▶ **Requirement**: Please extend the passage below on the genetics of hearing loss, picking up after its final sentence.

▶ **Reading text**:
Additionally, it is widely known that most mutations in autosomal dominant loci cause post-lingual hearing impairment (including MYO7A and MYH14) while mutations in autosomal recessive HL cases with delayed childhood onset are rare clinical findings [10]. Herein, we are the first to propose MITF and MYO15A variants as autosomal recessive loci causing stable post-lingual hearing impairment rather than a progressive pre-lingual one.
Polygenic inheritance
Although most genetic deafness cases result from mutations in a single gene, an emerging number of examples are being documented where recessive mutations at two loci are being involved. For example, the digenic interaction that underlies the cause of deafness in individuals carrying a single mutation at the GJB2 locus along with a deletion in the functionally related GJB6 gene[18]. Moreover, a study done by Legar.et al on twelve patients with MITF mutations demonstrated a large range of variability in phenotype among these patients which argue for the possible interaction with modifier loci[19]. Herein, we propose a polygenic form of inheritance mainly through the implication of both MITF and MYO15A variants coupled with two detected heterozygous variants in MYO7A and MYH14 genes. Different compound heterozygous or homozygous mutations related to MYO7A have been reported in a variety of autosomal recessive Usher Syndrome families[20]. However, mutations in MYH14 gene are associated with autosomal dominant hearing impairment[21]. Thus, we speculate an involvement of the detected MYH14 and MYO7A mutations in the observed phenotype but not as the direct independent cause of HL since the parents presented as healthy carriers. Further functional studies are needed to assess the independent and combined effect of these mutations on the development of HL.

▶ **Supplied entries**:

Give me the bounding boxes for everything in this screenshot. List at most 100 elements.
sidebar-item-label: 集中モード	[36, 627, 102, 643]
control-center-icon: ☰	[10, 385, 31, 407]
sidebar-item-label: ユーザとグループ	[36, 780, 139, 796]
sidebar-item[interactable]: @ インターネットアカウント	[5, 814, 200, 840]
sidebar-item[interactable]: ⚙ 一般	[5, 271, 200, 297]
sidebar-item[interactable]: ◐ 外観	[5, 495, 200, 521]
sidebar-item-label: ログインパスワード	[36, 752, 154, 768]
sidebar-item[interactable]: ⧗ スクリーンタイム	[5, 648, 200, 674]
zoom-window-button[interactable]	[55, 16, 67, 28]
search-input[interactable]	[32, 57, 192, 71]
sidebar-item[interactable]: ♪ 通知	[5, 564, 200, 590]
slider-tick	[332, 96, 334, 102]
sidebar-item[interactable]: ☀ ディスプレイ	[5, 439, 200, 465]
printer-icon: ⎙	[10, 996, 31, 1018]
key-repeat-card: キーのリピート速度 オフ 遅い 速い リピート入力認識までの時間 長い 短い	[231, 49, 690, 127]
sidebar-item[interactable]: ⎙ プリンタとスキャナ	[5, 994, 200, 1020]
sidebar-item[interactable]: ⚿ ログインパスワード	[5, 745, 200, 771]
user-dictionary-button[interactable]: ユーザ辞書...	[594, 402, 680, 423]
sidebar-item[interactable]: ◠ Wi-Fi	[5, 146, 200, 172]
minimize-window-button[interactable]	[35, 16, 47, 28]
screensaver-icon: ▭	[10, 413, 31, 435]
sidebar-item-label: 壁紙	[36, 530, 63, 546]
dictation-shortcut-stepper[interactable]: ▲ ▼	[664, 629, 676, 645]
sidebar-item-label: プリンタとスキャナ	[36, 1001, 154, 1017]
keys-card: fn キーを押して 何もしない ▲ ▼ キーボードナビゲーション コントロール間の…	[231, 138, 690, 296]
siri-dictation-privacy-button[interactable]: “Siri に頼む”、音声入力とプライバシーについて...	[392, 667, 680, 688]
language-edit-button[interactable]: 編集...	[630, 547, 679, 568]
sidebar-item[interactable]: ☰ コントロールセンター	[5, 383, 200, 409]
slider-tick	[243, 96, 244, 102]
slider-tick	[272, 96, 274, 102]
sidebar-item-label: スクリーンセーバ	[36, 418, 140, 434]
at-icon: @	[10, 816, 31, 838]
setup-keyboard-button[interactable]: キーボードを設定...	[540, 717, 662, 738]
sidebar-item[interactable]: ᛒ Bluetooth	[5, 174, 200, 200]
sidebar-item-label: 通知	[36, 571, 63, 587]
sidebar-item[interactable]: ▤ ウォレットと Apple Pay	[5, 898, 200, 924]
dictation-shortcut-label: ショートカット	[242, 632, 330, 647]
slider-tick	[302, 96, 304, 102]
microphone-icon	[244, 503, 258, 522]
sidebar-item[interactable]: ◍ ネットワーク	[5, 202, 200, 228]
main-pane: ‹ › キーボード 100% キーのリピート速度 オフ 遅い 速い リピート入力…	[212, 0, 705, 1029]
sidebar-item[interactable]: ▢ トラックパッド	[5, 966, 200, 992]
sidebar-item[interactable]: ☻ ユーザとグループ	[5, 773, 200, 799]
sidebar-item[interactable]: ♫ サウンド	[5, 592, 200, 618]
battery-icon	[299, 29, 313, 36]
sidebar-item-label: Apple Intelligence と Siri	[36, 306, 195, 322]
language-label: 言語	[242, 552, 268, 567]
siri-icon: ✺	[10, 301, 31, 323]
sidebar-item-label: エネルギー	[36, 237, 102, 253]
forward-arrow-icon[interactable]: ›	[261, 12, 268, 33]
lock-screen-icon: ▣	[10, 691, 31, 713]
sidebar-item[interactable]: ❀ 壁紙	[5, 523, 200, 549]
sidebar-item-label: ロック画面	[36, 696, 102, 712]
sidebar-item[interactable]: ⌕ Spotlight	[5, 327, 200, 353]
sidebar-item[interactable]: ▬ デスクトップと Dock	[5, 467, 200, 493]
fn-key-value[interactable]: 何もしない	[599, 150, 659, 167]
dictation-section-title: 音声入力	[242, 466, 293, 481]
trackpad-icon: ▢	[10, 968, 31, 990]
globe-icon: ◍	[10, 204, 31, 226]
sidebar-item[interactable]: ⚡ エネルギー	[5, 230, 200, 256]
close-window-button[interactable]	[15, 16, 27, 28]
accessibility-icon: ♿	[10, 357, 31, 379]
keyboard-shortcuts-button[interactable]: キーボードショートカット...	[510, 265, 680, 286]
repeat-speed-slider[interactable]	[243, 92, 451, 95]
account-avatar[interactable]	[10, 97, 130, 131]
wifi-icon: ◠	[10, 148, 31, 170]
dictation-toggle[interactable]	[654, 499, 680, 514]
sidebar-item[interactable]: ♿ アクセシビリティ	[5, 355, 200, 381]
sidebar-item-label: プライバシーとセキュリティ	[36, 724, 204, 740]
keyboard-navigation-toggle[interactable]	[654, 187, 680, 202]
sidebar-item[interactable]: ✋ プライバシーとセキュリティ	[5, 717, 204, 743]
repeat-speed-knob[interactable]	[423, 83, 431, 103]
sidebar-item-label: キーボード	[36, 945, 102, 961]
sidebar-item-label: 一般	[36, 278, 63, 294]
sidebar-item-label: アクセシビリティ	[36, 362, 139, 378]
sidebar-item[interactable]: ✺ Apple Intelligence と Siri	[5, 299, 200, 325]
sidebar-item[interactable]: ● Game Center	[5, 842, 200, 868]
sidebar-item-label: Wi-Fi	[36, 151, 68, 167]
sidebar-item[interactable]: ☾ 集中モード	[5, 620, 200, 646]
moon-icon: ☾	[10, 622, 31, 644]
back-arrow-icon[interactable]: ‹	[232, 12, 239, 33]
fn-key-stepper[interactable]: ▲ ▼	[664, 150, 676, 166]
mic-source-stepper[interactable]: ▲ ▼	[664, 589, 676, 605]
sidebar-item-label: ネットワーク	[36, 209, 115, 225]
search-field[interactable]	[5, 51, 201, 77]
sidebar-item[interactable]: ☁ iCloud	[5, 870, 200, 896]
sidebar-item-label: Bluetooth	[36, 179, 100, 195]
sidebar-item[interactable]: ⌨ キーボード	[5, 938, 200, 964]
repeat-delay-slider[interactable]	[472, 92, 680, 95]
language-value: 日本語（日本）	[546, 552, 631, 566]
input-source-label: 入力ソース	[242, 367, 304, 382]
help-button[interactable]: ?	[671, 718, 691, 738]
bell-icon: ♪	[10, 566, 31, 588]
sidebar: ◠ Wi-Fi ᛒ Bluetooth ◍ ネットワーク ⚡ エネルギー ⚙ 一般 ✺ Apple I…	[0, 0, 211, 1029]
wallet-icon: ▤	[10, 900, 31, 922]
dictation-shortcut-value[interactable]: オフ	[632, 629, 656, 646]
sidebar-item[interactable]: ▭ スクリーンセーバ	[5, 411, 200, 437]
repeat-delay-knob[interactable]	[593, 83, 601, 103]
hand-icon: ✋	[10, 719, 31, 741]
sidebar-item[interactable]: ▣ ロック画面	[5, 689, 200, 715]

▶ **Solved problem**:
Finally, we could not rule out other genetic/epigenetic modifiers that could be associated with the underlying phenotype, especially that a growing number of studies have showed that copy number variation (CNV) is widely encountered in syndromic and non-syndromic HL cases[22–24]. Such studies would require a case-control study with a substantial number of patients with SHL, NSHL, and controls.